** Exercise brief **
Set down the whole listing verbatim.

** Data supplied **
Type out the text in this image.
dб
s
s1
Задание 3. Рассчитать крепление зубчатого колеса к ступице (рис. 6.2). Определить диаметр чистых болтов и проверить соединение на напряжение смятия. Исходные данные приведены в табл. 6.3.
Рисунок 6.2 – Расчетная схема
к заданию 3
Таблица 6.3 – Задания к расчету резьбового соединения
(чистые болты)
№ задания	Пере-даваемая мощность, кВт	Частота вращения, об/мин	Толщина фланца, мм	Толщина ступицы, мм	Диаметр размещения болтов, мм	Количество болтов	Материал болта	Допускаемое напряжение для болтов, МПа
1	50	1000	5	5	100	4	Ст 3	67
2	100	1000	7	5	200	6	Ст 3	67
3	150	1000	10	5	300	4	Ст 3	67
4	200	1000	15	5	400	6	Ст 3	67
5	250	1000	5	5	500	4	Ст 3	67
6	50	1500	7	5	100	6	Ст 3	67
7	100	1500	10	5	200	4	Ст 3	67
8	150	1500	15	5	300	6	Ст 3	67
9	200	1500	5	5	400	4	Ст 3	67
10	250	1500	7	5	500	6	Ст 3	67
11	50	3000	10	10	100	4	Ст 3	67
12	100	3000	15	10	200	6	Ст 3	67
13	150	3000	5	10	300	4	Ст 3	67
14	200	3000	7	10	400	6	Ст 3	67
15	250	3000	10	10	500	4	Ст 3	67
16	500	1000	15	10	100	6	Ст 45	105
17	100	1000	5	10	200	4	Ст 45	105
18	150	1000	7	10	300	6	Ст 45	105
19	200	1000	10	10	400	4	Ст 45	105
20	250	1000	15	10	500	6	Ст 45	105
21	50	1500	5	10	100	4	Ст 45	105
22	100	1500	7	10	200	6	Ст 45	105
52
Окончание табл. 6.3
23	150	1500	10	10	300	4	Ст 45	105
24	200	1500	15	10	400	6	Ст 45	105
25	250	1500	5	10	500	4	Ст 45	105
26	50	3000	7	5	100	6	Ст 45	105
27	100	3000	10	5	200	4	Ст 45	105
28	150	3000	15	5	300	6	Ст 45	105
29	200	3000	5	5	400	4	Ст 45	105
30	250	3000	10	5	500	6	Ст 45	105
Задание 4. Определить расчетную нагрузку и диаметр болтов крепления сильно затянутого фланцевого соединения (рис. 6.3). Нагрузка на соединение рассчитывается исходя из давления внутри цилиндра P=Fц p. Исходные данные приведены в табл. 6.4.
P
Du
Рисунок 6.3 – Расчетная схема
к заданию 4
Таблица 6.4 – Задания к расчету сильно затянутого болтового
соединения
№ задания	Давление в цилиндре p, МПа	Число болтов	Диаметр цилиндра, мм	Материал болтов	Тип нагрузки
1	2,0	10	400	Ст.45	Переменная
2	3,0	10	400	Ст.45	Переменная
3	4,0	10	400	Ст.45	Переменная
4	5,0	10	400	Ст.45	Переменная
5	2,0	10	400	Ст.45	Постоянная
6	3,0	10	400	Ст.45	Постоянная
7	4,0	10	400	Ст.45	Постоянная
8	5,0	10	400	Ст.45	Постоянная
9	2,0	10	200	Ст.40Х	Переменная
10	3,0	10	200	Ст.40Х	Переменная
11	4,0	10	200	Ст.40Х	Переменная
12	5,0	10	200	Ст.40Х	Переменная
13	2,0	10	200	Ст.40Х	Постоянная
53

** Answer to this task **
Type out the text in this image.
dб
s
s1
Задание 3. Рассчитать крепление зубчатого колеса к ступице (рис. 6.2). Определить диаметр чистых болтов и проверить соединение на напряжение смятия. Исходные данные приведены в табл. 6.3.
Рисунок 6.2 – Расчетная схема
к заданию 3
Таблица 6.3 – Задания к расчету резьбового соединения
(чистые болты)
№ задания	Пере-даваемая мощность, кВт	Частота вращения, об/мин	Толщина фланца, мм	Толщина ступицы, мм	Диаметр размещения болтов, мм	Количество болтов	Материал болта	Допускаемое напряжение для болтов, МПа
1	50	1000	5	5	100	4	Ст 3	67
2	100	1000	7	5	200	6	Ст 3	67
3	150	1000	10	5	300	4	Ст 3	67
4	200	1000	15	5	400	6	Ст 3	67
5	250	1000	5	5	500	4	Ст 3	67
6	50	1500	7	5	100	6	Ст 3	67
7	100	1500	10	5	200	4	Ст 3	67
8	150	1500	15	5	300	6	Ст 3	67
9	200	1500	5	5	400	4	Ст 3	67
10	250	1500	7	5	500	6	Ст 3	67
11	50	3000	10	10	100	4	Ст 3	67
12	100	3000	15	10	200	6	Ст 3	67
13	150	3000	5	10	300	4	Ст 3	67
14	200	3000	7	10	400	6	Ст 3	67
15	250	3000	10	10	500	4	Ст 3	67
16	500	1000	15	10	100	6	Ст 45	105
17	100	1000	5	10	200	4	Ст 45	105
18	150	1000	7	10	300	6	Ст 45	105
19	200	1000	10	10	400	4	Ст 45	105
20	250	1000	15	10	500	6	Ст 45	105
21	50	1500	5	10	100	4	Ст 45	105
22	100	1500	7	10	200	6	Ст 45	105
52
Окончание табл. 6.3
23	150	1500	10	10	300	4	Ст 45	105
24	200	1500	15	10	400	6	Ст 45	105
25	250	1500	5	10	500	4	Ст 45	105
26	50	3000	7	5	100	6	Ст 45	105
27	100	3000	10	5	200	4	Ст 45	105
28	150	3000	15	5	300	6	Ст 45	105
29	200	3000	5	5	400	4	Ст 45	105
30	250	3000	10	5	500	6	Ст 45	105
Задание 4. Определить расчетную нагрузку и диаметр болтов крепления сильно затянутого фланцевого соединения (рис. 6.3). Нагрузка на соединение рассчитывается исходя из давления внутри цилиндра P=Fц p. Исходные данные приведены в табл. 6.4.
P
Du
Рисунок 6.3 – Расчетная схема
к заданию 4
Таблица 6.4 – Задания к расчету сильно затянутого болтового
соединения
№ задания	Давление в цилиндре p, МПа	Число болтов	Диаметр цилиндра, мм	Материал болтов	Тип нагрузки
1	2,0	10	400	Ст.45	Переменная
2	3,0	10	400	Ст.45	Переменная
3	4,0	10	400	Ст.45	Переменная
4	5,0	10	400	Ст.45	Переменная
5	2,0	10	400	Ст.45	Постоянная
6	3,0	10	400	Ст.45	Постоянная
7	4,0	10	400	Ст.45	Постоянная
8	5,0	10	400	Ст.45	Постоянная
9	2,0	10	200	Ст.40Х	Переменная
10	3,0	10	200	Ст.40Х	Переменная
11	4,0	10	200	Ст.40Х	Переменная
12	5,0	10	200	Ст.40Х	Переменная
13	2,0	10	200	Ст.40Х	Постоянная
53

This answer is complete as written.